Reproduce exactly the lines below, starting with the line that contains "Decode this image" and ending with the last line of the records, both included, and nothing else.

LISTED RECORDS:
################

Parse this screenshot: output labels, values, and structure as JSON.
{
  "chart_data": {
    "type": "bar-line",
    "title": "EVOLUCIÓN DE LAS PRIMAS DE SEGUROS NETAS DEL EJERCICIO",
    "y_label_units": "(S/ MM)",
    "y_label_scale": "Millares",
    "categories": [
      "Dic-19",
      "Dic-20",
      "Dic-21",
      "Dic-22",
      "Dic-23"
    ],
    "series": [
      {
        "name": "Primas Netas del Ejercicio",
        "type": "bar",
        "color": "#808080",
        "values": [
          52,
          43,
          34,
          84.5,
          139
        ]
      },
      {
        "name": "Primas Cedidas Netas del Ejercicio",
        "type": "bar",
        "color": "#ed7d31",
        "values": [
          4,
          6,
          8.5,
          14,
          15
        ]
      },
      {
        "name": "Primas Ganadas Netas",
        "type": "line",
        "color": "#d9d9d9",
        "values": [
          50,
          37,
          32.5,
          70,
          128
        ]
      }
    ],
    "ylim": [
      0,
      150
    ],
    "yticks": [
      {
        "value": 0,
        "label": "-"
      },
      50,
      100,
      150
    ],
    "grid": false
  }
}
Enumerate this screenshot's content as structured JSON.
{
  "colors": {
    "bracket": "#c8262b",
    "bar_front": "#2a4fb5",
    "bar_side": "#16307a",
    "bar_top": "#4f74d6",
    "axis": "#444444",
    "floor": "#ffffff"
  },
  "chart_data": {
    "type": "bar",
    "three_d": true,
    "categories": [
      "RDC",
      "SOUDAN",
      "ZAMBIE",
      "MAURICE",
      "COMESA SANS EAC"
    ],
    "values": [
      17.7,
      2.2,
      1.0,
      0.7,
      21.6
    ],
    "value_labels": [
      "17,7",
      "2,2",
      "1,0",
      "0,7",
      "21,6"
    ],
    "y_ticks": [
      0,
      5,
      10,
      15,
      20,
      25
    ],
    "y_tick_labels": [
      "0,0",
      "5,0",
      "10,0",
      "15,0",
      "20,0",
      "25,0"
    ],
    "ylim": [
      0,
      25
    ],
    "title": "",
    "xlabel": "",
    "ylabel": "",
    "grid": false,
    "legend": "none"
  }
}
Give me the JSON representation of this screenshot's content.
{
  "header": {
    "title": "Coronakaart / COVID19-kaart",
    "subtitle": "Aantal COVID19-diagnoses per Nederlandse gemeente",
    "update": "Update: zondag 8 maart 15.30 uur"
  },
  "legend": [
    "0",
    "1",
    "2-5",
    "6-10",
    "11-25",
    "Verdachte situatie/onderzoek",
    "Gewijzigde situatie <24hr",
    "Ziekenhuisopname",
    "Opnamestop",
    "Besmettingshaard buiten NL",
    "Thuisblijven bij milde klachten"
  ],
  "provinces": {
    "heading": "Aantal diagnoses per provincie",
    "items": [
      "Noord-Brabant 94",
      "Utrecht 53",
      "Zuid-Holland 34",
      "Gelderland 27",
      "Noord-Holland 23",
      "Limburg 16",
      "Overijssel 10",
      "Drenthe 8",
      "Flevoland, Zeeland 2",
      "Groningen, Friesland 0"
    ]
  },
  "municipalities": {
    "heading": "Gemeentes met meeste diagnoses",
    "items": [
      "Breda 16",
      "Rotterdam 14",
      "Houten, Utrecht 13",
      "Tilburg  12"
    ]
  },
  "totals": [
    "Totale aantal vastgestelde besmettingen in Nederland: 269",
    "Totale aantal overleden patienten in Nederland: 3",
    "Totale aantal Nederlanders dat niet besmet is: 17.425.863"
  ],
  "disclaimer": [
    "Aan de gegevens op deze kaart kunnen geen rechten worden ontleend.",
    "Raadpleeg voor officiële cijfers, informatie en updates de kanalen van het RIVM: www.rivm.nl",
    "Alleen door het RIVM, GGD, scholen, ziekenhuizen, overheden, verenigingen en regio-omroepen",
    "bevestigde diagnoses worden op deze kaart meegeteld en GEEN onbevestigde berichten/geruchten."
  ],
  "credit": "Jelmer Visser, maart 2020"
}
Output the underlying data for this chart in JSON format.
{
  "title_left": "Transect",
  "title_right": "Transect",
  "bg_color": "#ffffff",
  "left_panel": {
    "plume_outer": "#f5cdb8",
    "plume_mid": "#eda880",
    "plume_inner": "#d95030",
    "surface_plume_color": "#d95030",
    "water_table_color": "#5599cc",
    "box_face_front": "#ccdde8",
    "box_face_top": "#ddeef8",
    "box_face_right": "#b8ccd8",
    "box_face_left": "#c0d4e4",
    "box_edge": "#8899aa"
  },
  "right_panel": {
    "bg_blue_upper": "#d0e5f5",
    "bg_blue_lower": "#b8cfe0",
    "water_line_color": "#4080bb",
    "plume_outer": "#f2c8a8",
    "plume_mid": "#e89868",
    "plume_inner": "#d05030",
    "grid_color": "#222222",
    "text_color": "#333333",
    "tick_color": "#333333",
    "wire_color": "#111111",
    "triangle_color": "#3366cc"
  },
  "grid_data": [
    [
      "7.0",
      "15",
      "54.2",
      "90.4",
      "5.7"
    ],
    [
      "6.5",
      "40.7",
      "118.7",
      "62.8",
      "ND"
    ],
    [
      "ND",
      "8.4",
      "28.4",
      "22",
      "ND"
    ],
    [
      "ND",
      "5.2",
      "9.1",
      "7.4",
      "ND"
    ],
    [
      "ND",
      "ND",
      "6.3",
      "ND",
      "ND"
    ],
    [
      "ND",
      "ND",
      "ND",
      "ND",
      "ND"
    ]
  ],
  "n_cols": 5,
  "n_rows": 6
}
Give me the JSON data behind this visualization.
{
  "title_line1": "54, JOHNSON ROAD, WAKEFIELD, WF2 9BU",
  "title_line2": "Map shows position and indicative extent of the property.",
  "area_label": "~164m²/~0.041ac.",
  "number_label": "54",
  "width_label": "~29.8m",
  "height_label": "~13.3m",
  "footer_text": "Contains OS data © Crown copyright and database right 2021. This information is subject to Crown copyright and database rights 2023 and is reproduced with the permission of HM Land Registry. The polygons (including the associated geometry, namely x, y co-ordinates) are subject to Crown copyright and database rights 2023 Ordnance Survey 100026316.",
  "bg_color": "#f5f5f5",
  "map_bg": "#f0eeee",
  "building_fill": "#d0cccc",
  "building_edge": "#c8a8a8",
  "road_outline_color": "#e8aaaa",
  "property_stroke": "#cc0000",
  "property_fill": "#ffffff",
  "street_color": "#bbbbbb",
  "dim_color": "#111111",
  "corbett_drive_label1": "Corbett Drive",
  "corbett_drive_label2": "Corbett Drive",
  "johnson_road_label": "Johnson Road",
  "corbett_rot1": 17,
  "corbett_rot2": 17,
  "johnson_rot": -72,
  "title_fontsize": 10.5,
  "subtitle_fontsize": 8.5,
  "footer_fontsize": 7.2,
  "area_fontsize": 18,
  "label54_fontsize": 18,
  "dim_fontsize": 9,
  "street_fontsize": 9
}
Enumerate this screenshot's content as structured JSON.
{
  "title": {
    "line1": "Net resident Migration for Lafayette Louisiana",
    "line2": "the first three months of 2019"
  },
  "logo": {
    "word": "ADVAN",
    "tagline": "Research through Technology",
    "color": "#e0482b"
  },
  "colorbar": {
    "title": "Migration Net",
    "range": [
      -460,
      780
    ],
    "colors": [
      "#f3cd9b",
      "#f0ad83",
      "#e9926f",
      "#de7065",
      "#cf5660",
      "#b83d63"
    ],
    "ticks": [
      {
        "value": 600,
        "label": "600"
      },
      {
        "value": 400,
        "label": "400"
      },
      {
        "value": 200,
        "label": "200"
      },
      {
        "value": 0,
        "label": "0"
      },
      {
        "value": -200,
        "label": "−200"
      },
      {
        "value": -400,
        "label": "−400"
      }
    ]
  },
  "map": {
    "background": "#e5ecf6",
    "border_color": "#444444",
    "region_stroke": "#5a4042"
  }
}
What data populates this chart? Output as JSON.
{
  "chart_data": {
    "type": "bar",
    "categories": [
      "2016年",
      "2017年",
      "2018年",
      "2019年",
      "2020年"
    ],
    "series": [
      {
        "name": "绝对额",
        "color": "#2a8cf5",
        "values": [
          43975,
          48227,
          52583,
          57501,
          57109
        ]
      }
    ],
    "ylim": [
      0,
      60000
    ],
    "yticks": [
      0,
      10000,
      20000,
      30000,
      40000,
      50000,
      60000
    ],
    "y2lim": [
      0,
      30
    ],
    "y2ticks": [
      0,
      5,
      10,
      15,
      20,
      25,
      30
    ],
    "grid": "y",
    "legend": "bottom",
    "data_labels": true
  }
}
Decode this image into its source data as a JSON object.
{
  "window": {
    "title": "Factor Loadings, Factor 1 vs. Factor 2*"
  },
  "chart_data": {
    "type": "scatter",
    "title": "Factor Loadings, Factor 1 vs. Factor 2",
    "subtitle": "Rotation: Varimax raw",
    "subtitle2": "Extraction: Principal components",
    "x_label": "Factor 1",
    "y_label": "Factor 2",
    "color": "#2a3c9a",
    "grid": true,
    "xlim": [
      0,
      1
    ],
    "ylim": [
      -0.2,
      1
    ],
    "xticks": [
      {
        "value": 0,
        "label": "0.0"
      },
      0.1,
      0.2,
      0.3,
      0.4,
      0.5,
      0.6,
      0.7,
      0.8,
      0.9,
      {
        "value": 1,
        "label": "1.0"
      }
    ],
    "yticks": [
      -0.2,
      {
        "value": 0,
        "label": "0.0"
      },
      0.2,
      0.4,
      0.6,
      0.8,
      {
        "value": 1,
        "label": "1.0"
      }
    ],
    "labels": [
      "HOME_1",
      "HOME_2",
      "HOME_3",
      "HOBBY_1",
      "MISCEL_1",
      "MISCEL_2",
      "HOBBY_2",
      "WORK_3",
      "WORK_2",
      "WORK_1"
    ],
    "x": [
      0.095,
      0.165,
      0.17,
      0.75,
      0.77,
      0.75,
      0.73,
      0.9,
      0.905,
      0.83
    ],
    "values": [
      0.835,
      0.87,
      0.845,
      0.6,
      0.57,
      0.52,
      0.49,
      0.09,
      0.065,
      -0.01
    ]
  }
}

################

REPLY TO THE TASK:
Decode this image into its source data as a JSON object.
{
  "window": {
    "title": "Factor Loadings, Factor 1 vs. Factor 2*"
  },
  "chart_data": {
    "type": "scatter",
    "title": "Factor Loadings, Factor 1 vs. Factor 2",
    "subtitle": "Rotation: Varimax raw",
    "subtitle2": "Extraction: Principal components",
    "x_label": "Factor 1",
    "y_label": "Factor 2",
    "color": "#2a3c9a",
    "grid": true,
    "xlim": [
      0,
      1
    ],
    "ylim": [
      -0.2,
      1
    ],
    "xticks": [
      {
        "value": 0,
        "label": "0.0"
      },
      0.1,
      0.2,
      0.3,
      0.4,
      0.5,
      0.6,
      0.7,
      0.8,
      0.9,
      {
        "value": 1,
        "label": "1.0"
      }
    ],
    "yticks": [
      -0.2,
      {
        "value": 0,
        "label": "0.0"
      },
      0.2,
      0.4,
      0.6,
      0.8,
      {
        "value": 1,
        "label": "1.0"
      }
    ],
    "labels": [
      "HOME_1",
      "HOME_2",
      "HOME_3",
      "HOBBY_1",
      "MISCEL_1",
      "MISCEL_2",
      "HOBBY_2",
      "WORK_3",
      "WORK_2",
      "WORK_1"
    ],
    "x": [
      0.095,
      0.165,
      0.17,
      0.75,
      0.77,
      0.75,
      0.73,
      0.9,
      0.905,
      0.83
    ],
    "values": [
      0.835,
      0.87,
      0.845,
      0.6,
      0.57,
      0.52,
      0.49,
      0.09,
      0.065,
      -0.01
    ]
  }
}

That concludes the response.